### GIVEN EXERCISE
Scan the data below for the string "Whitman". Show every line where it turns up.

━━━━

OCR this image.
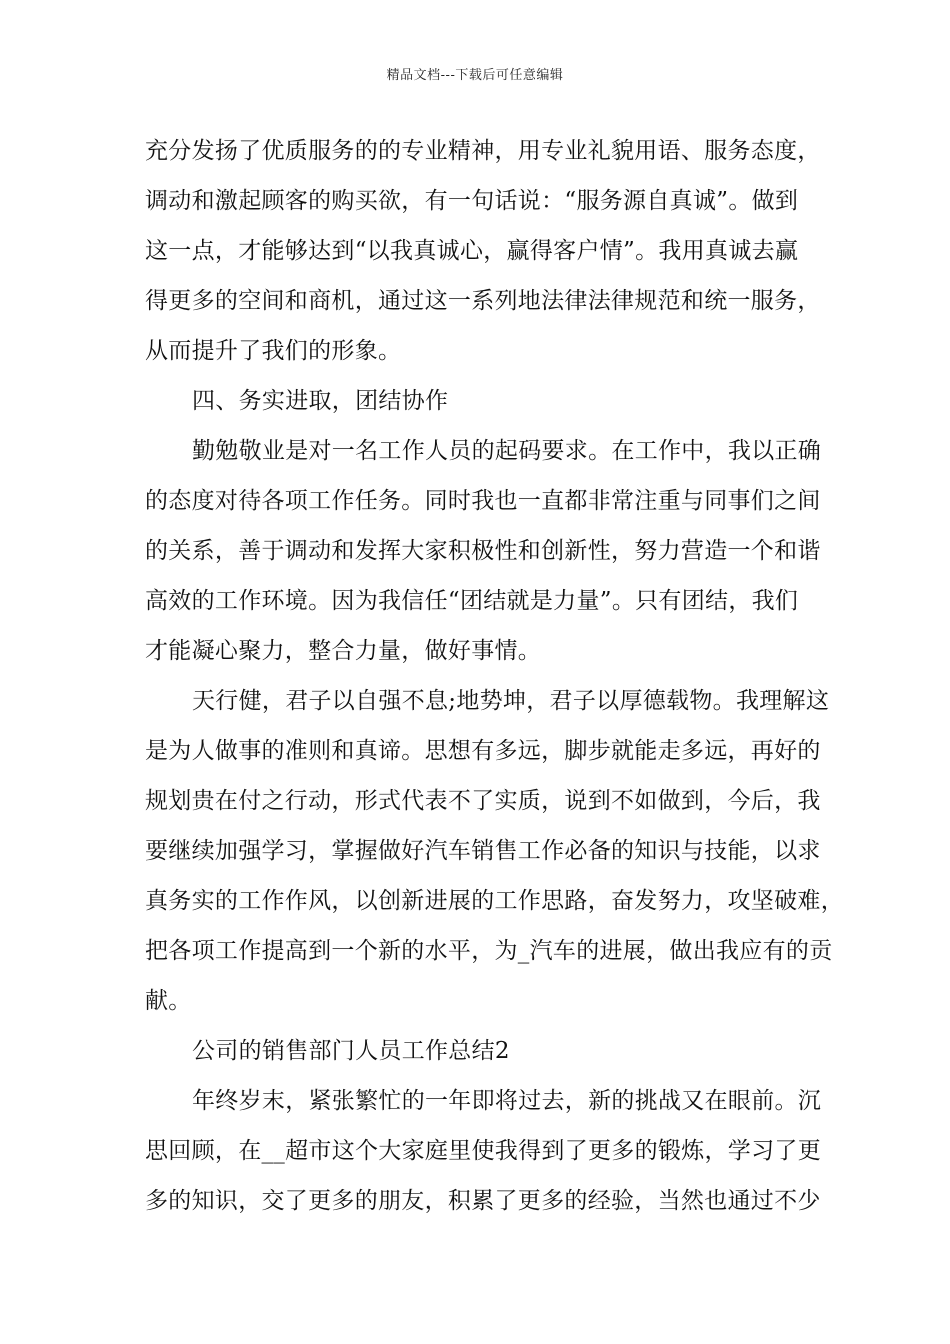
精品文档---下载后可任意编辑
充分发扬了优质服务的的专业精神，用专业礼貌用语、服务态度，
调动和激起顾客的购买欲，有一句话说：“服务源自真诚”。做到
这一点，才能够达到“以我真诚心，赢得客户情”。我用真诚去赢
得更多的空间和商机，通过这一系列地法律法律规范和统一服务，
从而提升了我们的形象。
四、务实进取，团结协作
勤勉敬业是对一名工作人员的起码要求。在工作中，我以正确
的态度对待各项工作任务。同时我也一直都非常注重与同事们之间
的关系，善于调动和发挥大家积极性和创新性，努力营造一个和谐
高效的工作环境。因为我信任“团结就是力量”。只有团结，我们
才能凝心聚力，整合力量，做好事情。
天行健，君子以自强不息;地势坤，君子以厚德载物。我理解这
是为人做事的准则和真谛。思想有多远，脚步就能走多远，再好的
规划贵在付之行动，形式代表不了实质，说到不如做到，今后，我
要继续加强学习，掌握做好汽车销售工作必备的知识与技能，以求
真务实的工作作风，以创新进展的工作思路，奋发努力，攻坚破难，
把各项工作提高到一个新的水平，为_汽车的进展，做出我应有的贡
献。
公司的销售部门人员工作总结2
年终岁末，紧张繁忙的一年即将过去，新的挑战又在眼前。沉
思回顾，在__超市这个大家庭里使我得到了更多的锻炼，学习了更
多的知识，交了更多的朋友，积累了更多的经验，当然也通过不少
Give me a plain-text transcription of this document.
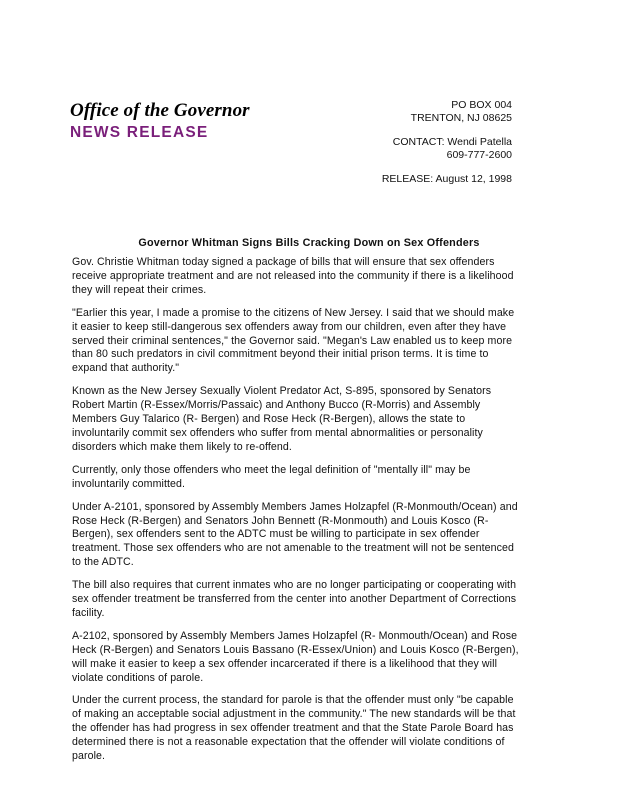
Office of the Governor
NEWS RELEASE
PO BOX 004
TRENTON, NJ 08625
CONTACT: Wendi Patella
609-777-2600
RELEASE: August 12, 1998
Governor Whitman Signs Bills Cracking Down on Sex Offenders

Gov. Christie Whitman today signed a package of bills that will ensure that sex offenders receive appropriate treatment and are not released into the community if there is a likelihood they will repeat their crimes.

"Earlier this year, I made a promise to the citizens of New Jersey. I said that we should make it easier to keep still-dangerous sex offenders away from our children, even after they have served their criminal sentences," the Governor said. "Megan's Law enabled us to keep more than 80 such predators in civil commitment beyond their initial prison terms. It is time to expand that authority."

Known as the New Jersey Sexually Violent Predator Act, S-895, sponsored by Senators Robert Martin (R-Essex/Morris/Passaic) and Anthony Bucco (R-Morris) and Assembly Members Guy Talarico (R- Bergen) and Rose Heck (R-Bergen), allows the state to involuntarily commit sex offenders who suffer from mental abnormalities or personality disorders which make them likely to re-offend.

Currently, only those offenders who meet the legal definition of "mentally ill" may be involuntarily committed.

Under A-2101, sponsored by Assembly Members James Holzapfel (R-Monmouth/Ocean) and Rose Heck (R-Bergen) and Senators John Bennett (R-Monmouth) and Louis Kosco (R-Bergen), sex offenders sent to the ADTC must be willing to participate in sex offender treatment. Those sex offenders who are not amenable to the treatment will not be sentenced to the ADTC.

The bill also requires that current inmates who are no longer participating or cooperating with sex offender treatment be transferred from the center into another Department of Corrections facility.

A-2102, sponsored by Assembly Members James Holzapfel (R- Monmouth/Ocean) and Rose Heck (R-Bergen) and Senators Louis Bassano (R-Essex/Union) and Louis Kosco (R-Bergen), will make it easier to keep a sex offender incarcerated if there is a likelihood that they will violate conditions of parole.

Under the current process, the standard for parole is that the offender must only "be capable of making an acceptable social adjustment in the community." The new standards will be that the offender has had progress in sex offender treatment and that the State Parole Board has determined there is not a reasonable expectation that the offender will violate conditions of parole.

━━━━

### RESPONSE
Governor Whitman Signs Bills Cracking Down on Sex Offenders
Gov. Christie Whitman today signed a package of bills that will ensure that sex offenders receive appropriate treatment and are not released into the community if there is a likelihood they will repeat their crimes.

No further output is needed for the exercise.